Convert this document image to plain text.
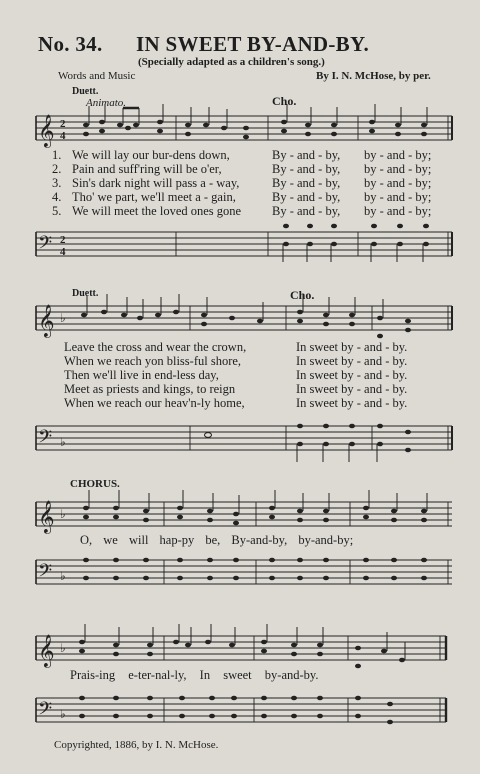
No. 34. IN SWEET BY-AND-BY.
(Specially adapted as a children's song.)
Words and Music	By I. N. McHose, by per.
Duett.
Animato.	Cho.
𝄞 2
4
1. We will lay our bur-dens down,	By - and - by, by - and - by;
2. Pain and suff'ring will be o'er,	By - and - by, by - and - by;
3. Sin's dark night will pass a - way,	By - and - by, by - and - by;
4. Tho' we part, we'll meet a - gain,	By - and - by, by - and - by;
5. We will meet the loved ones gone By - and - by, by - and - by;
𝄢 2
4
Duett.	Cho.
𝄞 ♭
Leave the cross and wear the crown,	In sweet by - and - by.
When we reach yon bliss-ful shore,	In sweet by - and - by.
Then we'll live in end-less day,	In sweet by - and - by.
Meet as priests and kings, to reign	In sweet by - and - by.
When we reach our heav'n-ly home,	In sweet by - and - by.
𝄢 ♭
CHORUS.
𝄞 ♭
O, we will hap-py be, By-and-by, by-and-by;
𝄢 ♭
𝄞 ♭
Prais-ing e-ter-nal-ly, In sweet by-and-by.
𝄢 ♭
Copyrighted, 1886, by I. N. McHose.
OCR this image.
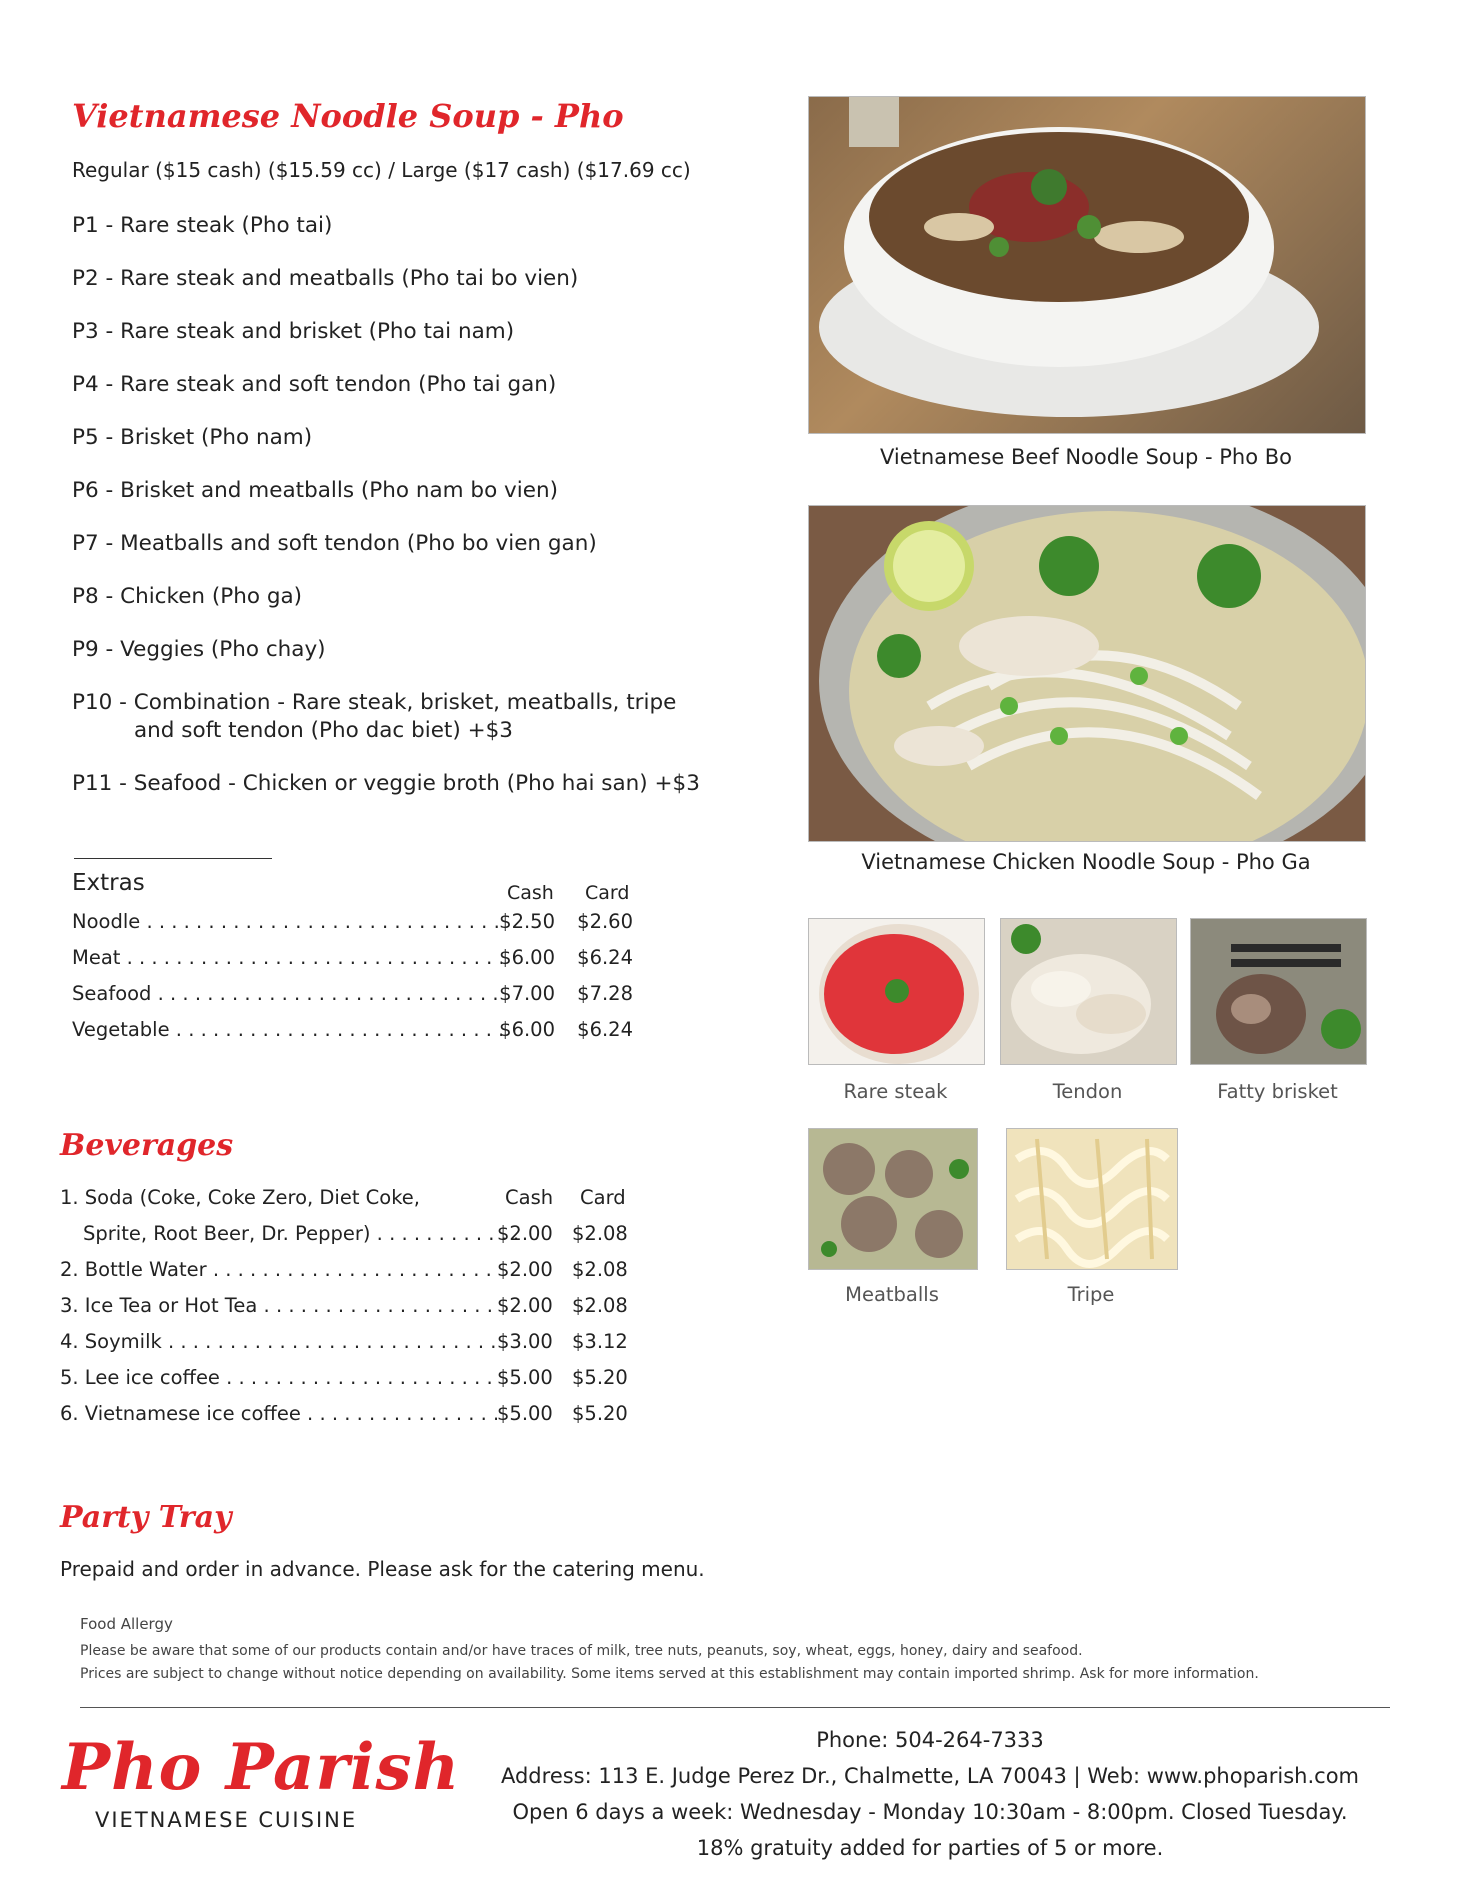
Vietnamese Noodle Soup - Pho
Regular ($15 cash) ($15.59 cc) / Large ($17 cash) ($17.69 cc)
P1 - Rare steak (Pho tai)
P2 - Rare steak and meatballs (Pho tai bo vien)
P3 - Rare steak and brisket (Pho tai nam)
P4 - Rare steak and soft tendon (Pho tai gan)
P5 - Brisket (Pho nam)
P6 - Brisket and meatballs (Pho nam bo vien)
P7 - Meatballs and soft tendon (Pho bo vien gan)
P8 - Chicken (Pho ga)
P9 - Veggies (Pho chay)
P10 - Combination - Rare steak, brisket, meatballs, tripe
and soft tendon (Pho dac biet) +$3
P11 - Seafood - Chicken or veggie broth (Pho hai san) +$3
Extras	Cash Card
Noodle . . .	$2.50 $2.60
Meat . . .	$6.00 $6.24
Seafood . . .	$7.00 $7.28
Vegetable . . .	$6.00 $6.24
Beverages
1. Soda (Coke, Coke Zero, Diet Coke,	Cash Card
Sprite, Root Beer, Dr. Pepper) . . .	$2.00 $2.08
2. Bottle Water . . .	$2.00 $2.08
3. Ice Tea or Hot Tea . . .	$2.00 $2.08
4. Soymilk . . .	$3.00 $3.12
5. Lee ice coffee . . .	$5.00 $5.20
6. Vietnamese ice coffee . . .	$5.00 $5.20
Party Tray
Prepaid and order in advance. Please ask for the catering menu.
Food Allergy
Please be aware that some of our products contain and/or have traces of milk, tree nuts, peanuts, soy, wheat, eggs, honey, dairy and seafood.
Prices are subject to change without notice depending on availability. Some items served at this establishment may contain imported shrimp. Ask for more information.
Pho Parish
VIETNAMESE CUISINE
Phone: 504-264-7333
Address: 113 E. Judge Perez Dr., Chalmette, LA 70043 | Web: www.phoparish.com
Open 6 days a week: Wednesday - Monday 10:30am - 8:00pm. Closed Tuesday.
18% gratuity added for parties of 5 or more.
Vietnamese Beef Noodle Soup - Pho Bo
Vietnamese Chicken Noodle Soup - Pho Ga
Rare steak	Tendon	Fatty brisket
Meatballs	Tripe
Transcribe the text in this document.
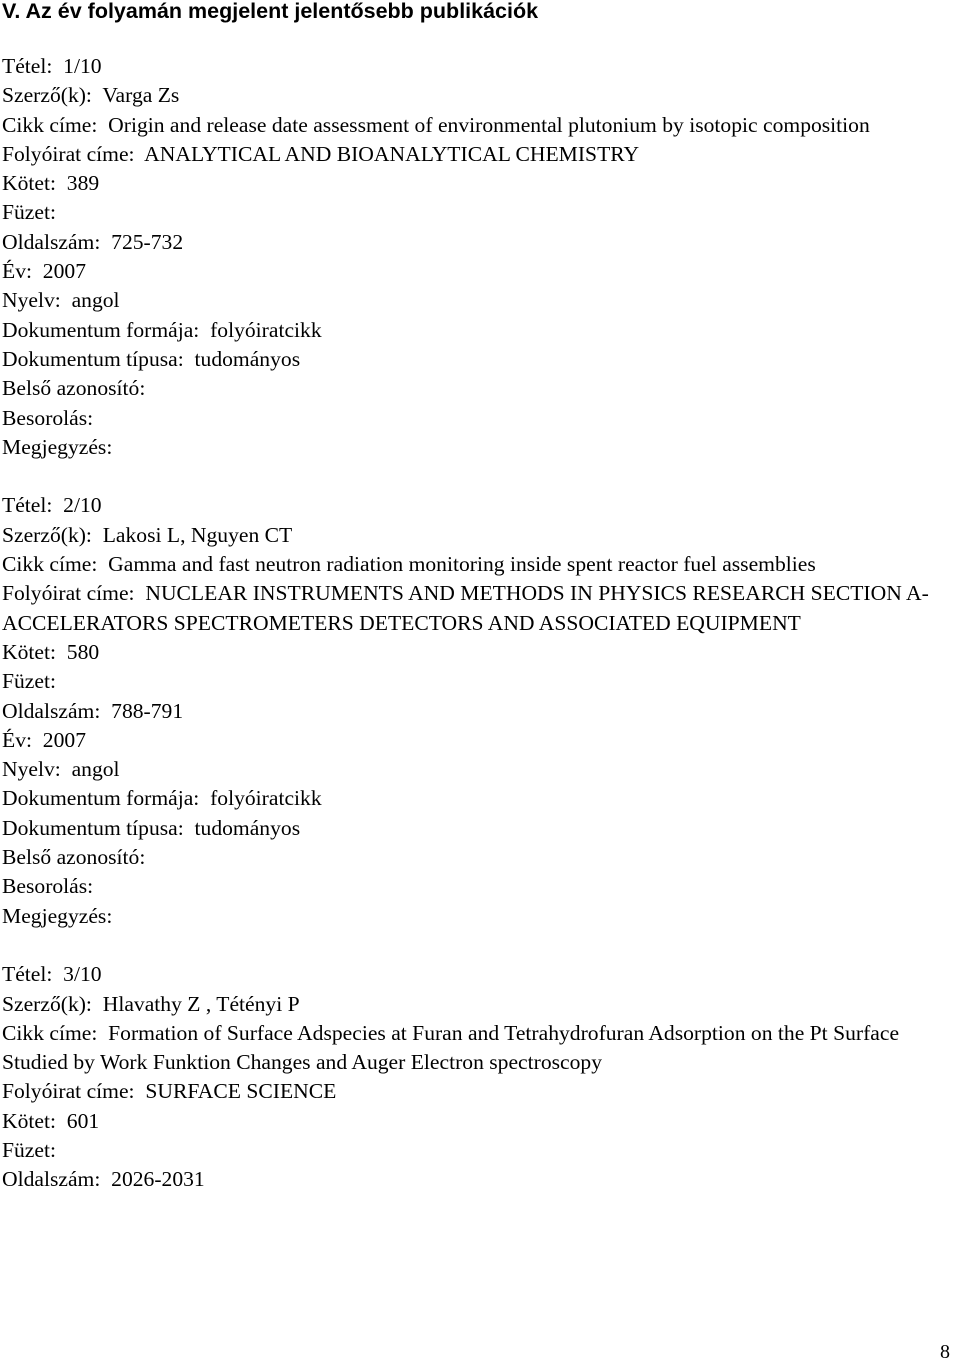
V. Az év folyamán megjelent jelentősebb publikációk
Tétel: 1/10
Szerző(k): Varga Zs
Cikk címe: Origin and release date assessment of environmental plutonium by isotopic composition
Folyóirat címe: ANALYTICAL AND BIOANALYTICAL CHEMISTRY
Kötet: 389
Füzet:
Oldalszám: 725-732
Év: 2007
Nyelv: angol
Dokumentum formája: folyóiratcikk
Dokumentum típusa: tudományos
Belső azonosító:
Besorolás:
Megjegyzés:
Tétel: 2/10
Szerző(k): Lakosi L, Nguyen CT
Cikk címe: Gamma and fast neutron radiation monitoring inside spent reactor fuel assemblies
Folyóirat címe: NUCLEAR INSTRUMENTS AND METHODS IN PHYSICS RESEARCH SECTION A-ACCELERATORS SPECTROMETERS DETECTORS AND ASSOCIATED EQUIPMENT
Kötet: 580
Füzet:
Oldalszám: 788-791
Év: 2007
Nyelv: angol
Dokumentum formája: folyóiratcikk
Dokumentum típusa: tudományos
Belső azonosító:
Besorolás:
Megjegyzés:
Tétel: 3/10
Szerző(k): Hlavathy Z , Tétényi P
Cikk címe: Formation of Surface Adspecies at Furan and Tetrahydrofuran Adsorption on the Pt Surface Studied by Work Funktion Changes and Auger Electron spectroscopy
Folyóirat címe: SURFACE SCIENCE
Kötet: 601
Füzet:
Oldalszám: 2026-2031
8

> **Task brief**: Pictures are to be left out; the records above must be repeated word for word.

> **Expected output**:
Convert this document image to plain text.
No. 34. IN SWEET BY-AND-BY.
(Specially adapted as a children's song.)
Words and Music	By I. N. McHose, by per.
Duett.
Animato.	Cho.
𝄞 2
4
1. We will lay our bur-dens down,	By - and - by, by - and - by;
2. Pain and suff'ring will be o'er,	By - and - by, by - and - by;
3. Sin's dark night will pass a - way,	By - and - by, by - and - by;
4. Tho' we part, we'll meet a - gain,	By - and - by, by - and - by;
5. We will meet the loved ones gone By - and - by, by - and - by;
𝄢 2
4
Duett.	Cho.
𝄞 ♭
Leave the cross and wear the crown,	In sweet by - and - by.
When we reach yon bliss-ful shore,	In sweet by - and - by.
Then we'll live in end-less day,	In sweet by - and - by.
Meet as priests and kings, to reign	In sweet by - and - by.
When we reach our heav'n-ly home,	In sweet by - and - by.
𝄢 ♭
CHORUS.
𝄞 ♭
O, we will hap-py be, By-and-by, by-and-by;
𝄢 ♭
𝄞 ♭
Prais-ing e-ter-nal-ly, In sweet by-and-by.
𝄢 ♭
Copyrighted, 1886, by I. N. McHose.
OCR this image.
Vietnamese Noodle Soup - Pho
Regular ($15 cash) ($15.59 cc) / Large ($17 cash) ($17.69 cc)
P1 - Rare steak (Pho tai)
P2 - Rare steak and meatballs (Pho tai bo vien)
P3 - Rare steak and brisket (Pho tai nam)
P4 - Rare steak and soft tendon (Pho tai gan)
P5 - Brisket (Pho nam)
P6 - Brisket and meatballs (Pho nam bo vien)
P7 - Meatballs and soft tendon (Pho bo vien gan)
P8 - Chicken (Pho ga)
P9 - Veggies (Pho chay)
P10 - Combination - Rare steak, brisket, meatballs, tripe
and soft tendon (Pho dac biet) +$3
P11 - Seafood - Chicken or veggie broth (Pho hai san) +$3
Extras	Cash Card
Noodle . . .	$2.50 $2.60
Meat . . .	$6.00 $6.24
Seafood . . .	$7.00 $7.28
Vegetable . . .	$6.00 $6.24
Beverages
1. Soda (Coke, Coke Zero, Diet Coke,	Cash Card
Sprite, Root Beer, Dr. Pepper) . . .	$2.00 $2.08
2. Bottle Water . . .	$2.00 $2.08
3. Ice Tea or Hot Tea . . .	$2.00 $2.08
4. Soymilk . . .	$3.00 $3.12
5. Lee ice coffee . . .	$5.00 $5.20
6. Vietnamese ice coffee . . .	$5.00 $5.20
Party Tray
Prepaid and order in advance. Please ask for the catering menu.
Food Allergy
Please be aware that some of our products contain and/or have traces of milk, tree nuts, peanuts, soy, wheat, eggs, honey, dairy and seafood.
Prices are subject to change without notice depending on availability. Some items served at this establishment may contain imported shrimp. Ask for more information.
Pho Parish
VIETNAMESE CUISINE
Phone: 504-264-7333
Address: 113 E. Judge Perez Dr., Chalmette, LA 70043 | Web: www.phoparish.com
Open 6 days a week: Wednesday - Monday 10:30am - 8:00pm. Closed Tuesday.
18% gratuity added for parties of 5 or more.
Vietnamese Beef Noodle Soup - Pho Bo
Vietnamese Chicken Noodle Soup - Pho Ga
Rare steak	Tendon	Fatty brisket
Meatballs	Tripe
Transcribe the text in this document.
V. Az év folyamán megjelent jelentősebb publikációk
Tétel: 1/10
Szerző(k): Varga Zs
Cikk címe: Origin and release date assessment of environmental plutonium by isotopic composition
Folyóirat címe: ANALYTICAL AND BIOANALYTICAL CHEMISTRY
Kötet: 389
Füzet:
Oldalszám: 725-732
Év: 2007
Nyelv: angol
Dokumentum formája: folyóiratcikk
Dokumentum típusa: tudományos
Belső azonosító:
Besorolás:
Megjegyzés:
Tétel: 2/10
Szerző(k): Lakosi L, Nguyen CT
Cikk címe: Gamma and fast neutron radiation monitoring inside spent reactor fuel assemblies
Folyóirat címe: NUCLEAR INSTRUMENTS AND METHODS IN PHYSICS RESEARCH SECTION A-ACCELERATORS SPECTROMETERS DETECTORS AND ASSOCIATED EQUIPMENT
Kötet: 580
Füzet:
Oldalszám: 788-791
Év: 2007
Nyelv: angol
Dokumentum formája: folyóiratcikk
Dokumentum típusa: tudományos
Belső azonosító:
Besorolás:
Megjegyzés:
Tétel: 3/10
Szerző(k): Hlavathy Z , Tétényi P
Cikk címe: Formation of Surface Adspecies at Furan and Tetrahydrofuran Adsorption on the Pt Surface Studied by Work Funktion Changes and Auger Electron spectroscopy
Folyóirat címe: SURFACE SCIENCE
Kötet: 601
Füzet:
Oldalszám: 2026-2031
8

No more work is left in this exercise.